→ **EXERCISE AIM**
Would you set down every entry shown below, precisely as written?

====== EXERCISE MATERIALS

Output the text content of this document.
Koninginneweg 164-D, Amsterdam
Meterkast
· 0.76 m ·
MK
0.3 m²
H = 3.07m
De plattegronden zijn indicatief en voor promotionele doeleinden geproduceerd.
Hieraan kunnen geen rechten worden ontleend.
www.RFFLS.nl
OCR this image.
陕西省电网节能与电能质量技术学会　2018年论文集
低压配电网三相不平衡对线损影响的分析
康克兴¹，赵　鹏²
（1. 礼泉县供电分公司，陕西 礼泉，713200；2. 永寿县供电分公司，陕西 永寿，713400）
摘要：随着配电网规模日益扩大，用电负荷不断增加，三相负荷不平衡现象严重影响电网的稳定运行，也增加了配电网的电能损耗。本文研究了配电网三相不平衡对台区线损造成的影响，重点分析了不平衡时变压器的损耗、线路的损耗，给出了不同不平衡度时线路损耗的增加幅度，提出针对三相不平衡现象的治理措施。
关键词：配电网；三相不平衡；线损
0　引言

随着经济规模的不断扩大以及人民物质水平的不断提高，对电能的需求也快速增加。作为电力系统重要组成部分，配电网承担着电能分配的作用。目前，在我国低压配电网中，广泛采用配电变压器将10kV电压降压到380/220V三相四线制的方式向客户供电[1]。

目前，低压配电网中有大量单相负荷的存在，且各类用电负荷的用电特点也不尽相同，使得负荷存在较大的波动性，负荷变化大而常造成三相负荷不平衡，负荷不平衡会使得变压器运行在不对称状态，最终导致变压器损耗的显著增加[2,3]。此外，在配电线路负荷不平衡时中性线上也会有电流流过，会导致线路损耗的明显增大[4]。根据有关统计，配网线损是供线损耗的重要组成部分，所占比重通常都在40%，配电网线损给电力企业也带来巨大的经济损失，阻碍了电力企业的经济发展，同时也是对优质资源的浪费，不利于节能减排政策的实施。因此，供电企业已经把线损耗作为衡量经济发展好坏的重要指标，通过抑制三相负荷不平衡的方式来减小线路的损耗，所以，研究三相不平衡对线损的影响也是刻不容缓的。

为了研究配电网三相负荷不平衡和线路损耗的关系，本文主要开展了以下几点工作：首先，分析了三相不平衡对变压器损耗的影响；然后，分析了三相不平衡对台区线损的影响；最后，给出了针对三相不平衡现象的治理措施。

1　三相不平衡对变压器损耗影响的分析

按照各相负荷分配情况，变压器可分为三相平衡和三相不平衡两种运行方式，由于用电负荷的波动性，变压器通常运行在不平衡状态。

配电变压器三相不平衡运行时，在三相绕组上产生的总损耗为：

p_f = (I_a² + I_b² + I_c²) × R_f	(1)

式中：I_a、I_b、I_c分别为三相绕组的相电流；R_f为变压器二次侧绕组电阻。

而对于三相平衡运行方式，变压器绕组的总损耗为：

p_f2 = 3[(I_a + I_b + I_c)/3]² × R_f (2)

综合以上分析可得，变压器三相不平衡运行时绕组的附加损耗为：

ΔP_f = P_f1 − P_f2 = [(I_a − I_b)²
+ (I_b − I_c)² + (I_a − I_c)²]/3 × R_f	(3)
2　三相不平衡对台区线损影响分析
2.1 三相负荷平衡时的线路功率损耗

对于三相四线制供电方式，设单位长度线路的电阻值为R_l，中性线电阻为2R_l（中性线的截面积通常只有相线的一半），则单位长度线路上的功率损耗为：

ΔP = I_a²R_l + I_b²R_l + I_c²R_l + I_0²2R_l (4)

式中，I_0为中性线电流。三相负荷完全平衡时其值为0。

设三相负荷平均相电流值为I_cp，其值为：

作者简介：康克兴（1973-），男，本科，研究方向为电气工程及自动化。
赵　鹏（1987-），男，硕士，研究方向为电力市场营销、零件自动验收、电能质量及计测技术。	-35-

============

→ **SOLUTION BELOW**
Output the text content of this document.
Koninginneweg 164-D, Amsterdam
Meterkast
· 0.76 m ·
MK
0.3 m²
H = 3.07m
De plattegronden zijn indicatief en voor promotionele doeleinden geproduceerd.
Hieraan kunnen geen rechten worden ontleend.
www.RFFLS.nl
OCR this image.
陕西省电网节能与电能质量技术学会　2018年论文集
低压配电网三相不平衡对线损影响的分析
康克兴¹，赵　鹏²
（1. 礼泉县供电分公司，陕西 礼泉，713200；2. 永寿县供电分公司，陕西 永寿，713400）
摘要：随着配电网规模日益扩大，用电负荷不断增加，三相负荷不平衡现象严重影响电网的稳定运行，也增加了配电网的电能损耗。本文研究了配电网三相不平衡对台区线损造成的影响，重点分析了不平衡时变压器的损耗、线路的损耗，给出了不同不平衡度时线路损耗的增加幅度，提出针对三相不平衡现象的治理措施。
关键词：配电网；三相不平衡；线损
0　引言

随着经济规模的不断扩大以及人民物质水平的不断提高，对电能的需求也快速增加。作为电力系统重要组成部分，配电网承担着电能分配的作用。目前，在我国低压配电网中，广泛采用配电变压器将10kV电压降压到380/220V三相四线制的方式向客户供电[1]。

目前，低压配电网中有大量单相负荷的存在，且各类用电负荷的用电特点也不尽相同，使得负荷存在较大的波动性，负荷变化大而常造成三相负荷不平衡，负荷不平衡会使得变压器运行在不对称状态，最终导致变压器损耗的显著增加[2,3]。此外，在配电线路负荷不平衡时中性线上也会有电流流过，会导致线路损耗的明显增大[4]。根据有关统计，配网线损是供线损耗的重要组成部分，所占比重通常都在40%，配电网线损给电力企业也带来巨大的经济损失，阻碍了电力企业的经济发展，同时也是对优质资源的浪费，不利于节能减排政策的实施。因此，供电企业已经把线损耗作为衡量经济发展好坏的重要指标，通过抑制三相负荷不平衡的方式来减小线路的损耗，所以，研究三相不平衡对线损的影响也是刻不容缓的。

为了研究配电网三相负荷不平衡和线路损耗的关系，本文主要开展了以下几点工作：首先，分析了三相不平衡对变压器损耗的影响；然后，分析了三相不平衡对台区线损的影响；最后，给出了针对三相不平衡现象的治理措施。

1　三相不平衡对变压器损耗影响的分析

按照各相负荷分配情况，变压器可分为三相平衡和三相不平衡两种运行方式，由于用电负荷的波动性，变压器通常运行在不平衡状态。

配电变压器三相不平衡运行时，在三相绕组上产生的总损耗为：

p_f = (I_a² + I_b² + I_c²) × R_f	(1)

式中：I_a、I_b、I_c分别为三相绕组的相电流；R_f为变压器二次侧绕组电阻。

而对于三相平衡运行方式，变压器绕组的总损耗为：

p_f2 = 3[(I_a + I_b + I_c)/3]² × R_f (2)

综合以上分析可得，变压器三相不平衡运行时绕组的附加损耗为：

ΔP_f = P_f1 − P_f2 = [(I_a − I_b)²
+ (I_b − I_c)² + (I_a − I_c)²]/3 × R_f	(3)
2　三相不平衡对台区线损影响分析
2.1 三相负荷平衡时的线路功率损耗

对于三相四线制供电方式，设单位长度线路的电阻值为R_l，中性线电阻为2R_l（中性线的截面积通常只有相线的一半），则单位长度线路上的功率损耗为：

ΔP = I_a²R_l + I_b²R_l + I_c²R_l + I_0²2R_l (4)

式中，I_0为中性线电流。三相负荷完全平衡时其值为0。

设三相负荷平均相电流值为I_cp，其值为：

作者简介：康克兴（1973-），男，本科，研究方向为电气工程及自动化。
赵　鹏（1987-），男，硕士，研究方向为电力市场营销、零件自动验收、电能质量及计测技术。	-35-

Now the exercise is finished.